START Data lines

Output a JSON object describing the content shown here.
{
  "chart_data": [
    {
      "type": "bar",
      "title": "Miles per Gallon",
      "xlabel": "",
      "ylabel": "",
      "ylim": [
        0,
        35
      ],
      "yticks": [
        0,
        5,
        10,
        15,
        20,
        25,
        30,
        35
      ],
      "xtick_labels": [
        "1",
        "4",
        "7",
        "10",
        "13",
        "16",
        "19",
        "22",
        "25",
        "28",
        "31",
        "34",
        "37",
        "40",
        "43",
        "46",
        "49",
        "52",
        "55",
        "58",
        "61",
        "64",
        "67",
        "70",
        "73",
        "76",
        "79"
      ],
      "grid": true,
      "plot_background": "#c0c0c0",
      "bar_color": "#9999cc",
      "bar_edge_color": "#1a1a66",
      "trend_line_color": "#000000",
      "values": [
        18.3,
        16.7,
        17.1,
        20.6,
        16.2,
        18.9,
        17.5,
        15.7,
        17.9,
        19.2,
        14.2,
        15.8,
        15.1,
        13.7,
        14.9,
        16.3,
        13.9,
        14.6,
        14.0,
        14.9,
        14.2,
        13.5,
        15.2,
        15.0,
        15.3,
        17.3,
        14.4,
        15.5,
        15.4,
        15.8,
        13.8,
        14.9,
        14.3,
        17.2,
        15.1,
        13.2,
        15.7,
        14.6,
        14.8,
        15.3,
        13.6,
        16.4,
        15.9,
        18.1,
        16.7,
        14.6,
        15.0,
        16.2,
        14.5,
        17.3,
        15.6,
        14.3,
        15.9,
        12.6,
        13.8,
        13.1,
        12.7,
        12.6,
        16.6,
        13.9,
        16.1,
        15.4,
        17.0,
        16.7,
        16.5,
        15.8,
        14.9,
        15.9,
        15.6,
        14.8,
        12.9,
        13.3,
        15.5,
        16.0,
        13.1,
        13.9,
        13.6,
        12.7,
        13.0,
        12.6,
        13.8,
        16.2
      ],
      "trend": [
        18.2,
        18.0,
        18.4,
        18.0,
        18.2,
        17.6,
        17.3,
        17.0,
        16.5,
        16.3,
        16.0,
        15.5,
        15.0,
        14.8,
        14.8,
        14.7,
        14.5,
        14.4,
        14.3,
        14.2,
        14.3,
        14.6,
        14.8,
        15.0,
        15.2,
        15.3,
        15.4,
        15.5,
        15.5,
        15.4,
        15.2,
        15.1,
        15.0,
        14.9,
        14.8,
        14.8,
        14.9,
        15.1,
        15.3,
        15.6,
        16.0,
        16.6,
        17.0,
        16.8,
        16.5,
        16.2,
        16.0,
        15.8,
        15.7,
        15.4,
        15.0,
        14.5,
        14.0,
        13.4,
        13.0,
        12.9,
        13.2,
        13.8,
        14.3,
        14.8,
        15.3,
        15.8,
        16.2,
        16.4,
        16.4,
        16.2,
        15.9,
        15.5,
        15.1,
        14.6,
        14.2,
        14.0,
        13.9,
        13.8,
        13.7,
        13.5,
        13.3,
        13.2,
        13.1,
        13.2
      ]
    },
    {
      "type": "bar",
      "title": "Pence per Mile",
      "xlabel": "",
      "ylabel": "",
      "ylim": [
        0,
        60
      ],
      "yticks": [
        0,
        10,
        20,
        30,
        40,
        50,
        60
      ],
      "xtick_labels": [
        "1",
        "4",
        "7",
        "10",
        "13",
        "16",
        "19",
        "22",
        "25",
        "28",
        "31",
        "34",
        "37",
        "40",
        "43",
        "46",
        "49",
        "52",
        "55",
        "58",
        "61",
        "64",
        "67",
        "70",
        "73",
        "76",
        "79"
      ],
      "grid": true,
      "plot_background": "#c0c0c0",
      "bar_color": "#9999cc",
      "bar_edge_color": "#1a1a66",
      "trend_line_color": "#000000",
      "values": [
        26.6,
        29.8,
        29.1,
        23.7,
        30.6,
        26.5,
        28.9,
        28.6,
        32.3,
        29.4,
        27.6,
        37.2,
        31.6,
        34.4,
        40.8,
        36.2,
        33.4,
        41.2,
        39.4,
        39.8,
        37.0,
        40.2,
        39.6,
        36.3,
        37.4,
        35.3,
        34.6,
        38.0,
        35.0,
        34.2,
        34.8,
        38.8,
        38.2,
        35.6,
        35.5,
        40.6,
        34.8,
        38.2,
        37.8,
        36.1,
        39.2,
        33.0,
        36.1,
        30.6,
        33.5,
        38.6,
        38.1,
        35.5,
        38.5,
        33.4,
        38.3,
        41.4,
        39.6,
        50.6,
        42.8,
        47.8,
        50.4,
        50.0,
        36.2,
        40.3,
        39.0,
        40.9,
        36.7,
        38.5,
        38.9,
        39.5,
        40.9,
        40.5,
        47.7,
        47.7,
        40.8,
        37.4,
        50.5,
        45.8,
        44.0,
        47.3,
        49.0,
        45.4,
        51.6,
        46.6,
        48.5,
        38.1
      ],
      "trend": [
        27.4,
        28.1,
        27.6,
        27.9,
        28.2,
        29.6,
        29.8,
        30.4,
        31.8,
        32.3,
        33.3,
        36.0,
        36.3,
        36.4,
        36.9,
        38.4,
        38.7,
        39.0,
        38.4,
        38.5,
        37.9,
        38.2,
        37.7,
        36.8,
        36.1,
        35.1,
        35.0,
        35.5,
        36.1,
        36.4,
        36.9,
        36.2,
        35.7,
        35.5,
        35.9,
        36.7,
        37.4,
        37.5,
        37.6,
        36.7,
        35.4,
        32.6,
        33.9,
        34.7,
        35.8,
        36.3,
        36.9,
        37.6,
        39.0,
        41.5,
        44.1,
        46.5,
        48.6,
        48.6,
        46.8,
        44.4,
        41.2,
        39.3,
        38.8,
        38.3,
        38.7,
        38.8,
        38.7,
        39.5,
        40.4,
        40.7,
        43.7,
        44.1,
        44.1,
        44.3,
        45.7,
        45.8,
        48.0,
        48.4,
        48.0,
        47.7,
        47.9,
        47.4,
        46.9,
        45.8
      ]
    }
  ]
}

END Data lines

** Work required **
The records above must be output exactly, in full.

** Written answer **
Output a JSON object describing the content shown here.
{
  "chart_data": [
    {
      "type": "bar",
      "title": "Miles per Gallon",
      "xlabel": "",
      "ylabel": "",
      "ylim": [
        0,
        35
      ],
      "yticks": [
        0,
        5,
        10,
        15,
        20,
        25,
        30,
        35
      ],
      "xtick_labels": [
        "1",
        "4",
        "7",
        "10",
        "13",
        "16",
        "19",
        "22",
        "25",
        "28",
        "31",
        "34",
        "37",
        "40",
        "43",
        "46",
        "49",
        "52",
        "55",
        "58",
        "61",
        "64",
        "67",
        "70",
        "73",
        "76",
        "79"
      ],
      "grid": true,
      "plot_background": "#c0c0c0",
      "bar_color": "#9999cc",
      "bar_edge_color": "#1a1a66",
      "trend_line_color": "#000000",
      "values": [
        18.3,
        16.7,
        17.1,
        20.6,
        16.2,
        18.9,
        17.5,
        15.7,
        17.9,
        19.2,
        14.2,
        15.8,
        15.1,
        13.7,
        14.9,
        16.3,
        13.9,
        14.6,
        14.0,
        14.9,
        14.2,
        13.5,
        15.2,
        15.0,
        15.3,
        17.3,
        14.4,
        15.5,
        15.4,
        15.8,
        13.8,
        14.9,
        14.3,
        17.2,
        15.1,
        13.2,
        15.7,
        14.6,
        14.8,
        15.3,
        13.6,
        16.4,
        15.9,
        18.1,
        16.7,
        14.6,
        15.0,
        16.2,
        14.5,
        17.3,
        15.6,
        14.3,
        15.9,
        12.6,
        13.8,
        13.1,
        12.7,
        12.6,
        16.6,
        13.9,
        16.1,
        15.4,
        17.0,
        16.7,
        16.5,
        15.8,
        14.9,
        15.9,
        15.6,
        14.8,
        12.9,
        13.3,
        15.5,
        16.0,
        13.1,
        13.9,
        13.6,
        12.7,
        13.0,
        12.6,
        13.8,
        16.2
      ],
      "trend": [
        18.2,
        18.0,
        18.4,
        18.0,
        18.2,
        17.6,
        17.3,
        17.0,
        16.5,
        16.3,
        16.0,
        15.5,
        15.0,
        14.8,
        14.8,
        14.7,
        14.5,
        14.4,
        14.3,
        14.2,
        14.3,
        14.6,
        14.8,
        15.0,
        15.2,
        15.3,
        15.4,
        15.5,
        15.5,
        15.4,
        15.2,
        15.1,
        15.0,
        14.9,
        14.8,
        14.8,
        14.9,
        15.1,
        15.3,
        15.6,
        16.0,
        16.6,
        17.0,
        16.8,
        16.5,
        16.2,
        16.0,
        15.8,
        15.7,
        15.4,
        15.0,
        14.5,
        14.0,
        13.4,
        13.0,
        12.9,
        13.2,
        13.8,
        14.3,
        14.8,
        15.3,
        15.8,
        16.2,
        16.4,
        16.4,
        16.2,
        15.9,
        15.5,
        15.1,
        14.6,
        14.2,
        14.0,
        13.9,
        13.8,
        13.7,
        13.5,
        13.3,
        13.2,
        13.1,
        13.2
      ]
    },
    {
      "type": "bar",
      "title": "Pence per Mile",
      "xlabel": "",
      "ylabel": "",
      "ylim": [
        0,
        60
      ],
      "yticks": [
        0,
        10,
        20,
        30,
        40,
        50,
        60
      ],
      "xtick_labels": [
        "1",
        "4",
        "7",
        "10",
        "13",
        "16",
        "19",
        "22",
        "25",
        "28",
        "31",
        "34",
        "37",
        "40",
        "43",
        "46",
        "49",
        "52",
        "55",
        "58",
        "61",
        "64",
        "67",
        "70",
        "73",
        "76",
        "79"
      ],
      "grid": true,
      "plot_background": "#c0c0c0",
      "bar_color": "#9999cc",
      "bar_edge_color": "#1a1a66",
      "trend_line_color": "#000000",
      "values": [
        26.6,
        29.8,
        29.1,
        23.7,
        30.6,
        26.5,
        28.9,
        28.6,
        32.3,
        29.4,
        27.6,
        37.2,
        31.6,
        34.4,
        40.8,
        36.2,
        33.4,
        41.2,
        39.4,
        39.8,
        37.0,
        40.2,
        39.6,
        36.3,
        37.4,
        35.3,
        34.6,
        38.0,
        35.0,
        34.2,
        34.8,
        38.8,
        38.2,
        35.6,
        35.5,
        40.6,
        34.8,
        38.2,
        37.8,
        36.1,
        39.2,
        33.0,
        36.1,
        30.6,
        33.5,
        38.6,
        38.1,
        35.5,
        38.5,
        33.4,
        38.3,
        41.4,
        39.6,
        50.6,
        42.8,
        47.8,
        50.4,
        50.0,
        36.2,
        40.3,
        39.0,
        40.9,
        36.7,
        38.5,
        38.9,
        39.5,
        40.9,
        40.5,
        47.7,
        47.7,
        40.8,
        37.4,
        50.5,
        45.8,
        44.0,
        47.3,
        49.0,
        45.4,
        51.6,
        46.6,
        48.5,
        38.1
      ],
      "trend": [
        27.4,
        28.1,
        27.6,
        27.9,
        28.2,
        29.6,
        29.8,
        30.4,
        31.8,
        32.3,
        33.3,
        36.0,
        36.3,
        36.4,
        36.9,
        38.4,
        38.7,
        39.0,
        38.4,
        38.5,
        37.9,
        38.2,
        37.7,
        36.8,
        36.1,
        35.1,
        35.0,
        35.5,
        36.1,
        36.4,
        36.9,
        36.2,
        35.7,
        35.5,
        35.9,
        36.7,
        37.4,
        37.5,
        37.6,
        36.7,
        35.4,
        32.6,
        33.9,
        34.7,
        35.8,
        36.3,
        36.9,
        37.6,
        39.0,
        41.5,
        44.1,
        46.5,
        48.6,
        48.6,
        46.8,
        44.4,
        41.2,
        39.3,
        38.8,
        38.3,
        38.7,
        38.8,
        38.7,
        39.5,
        40.4,
        40.7,
        43.7,
        44.1,
        44.1,
        44.3,
        45.7,
        45.8,
        48.0,
        48.4,
        48.0,
        47.7,
        47.9,
        47.4,
        46.9,
        45.8
      ]
    }
  ]
}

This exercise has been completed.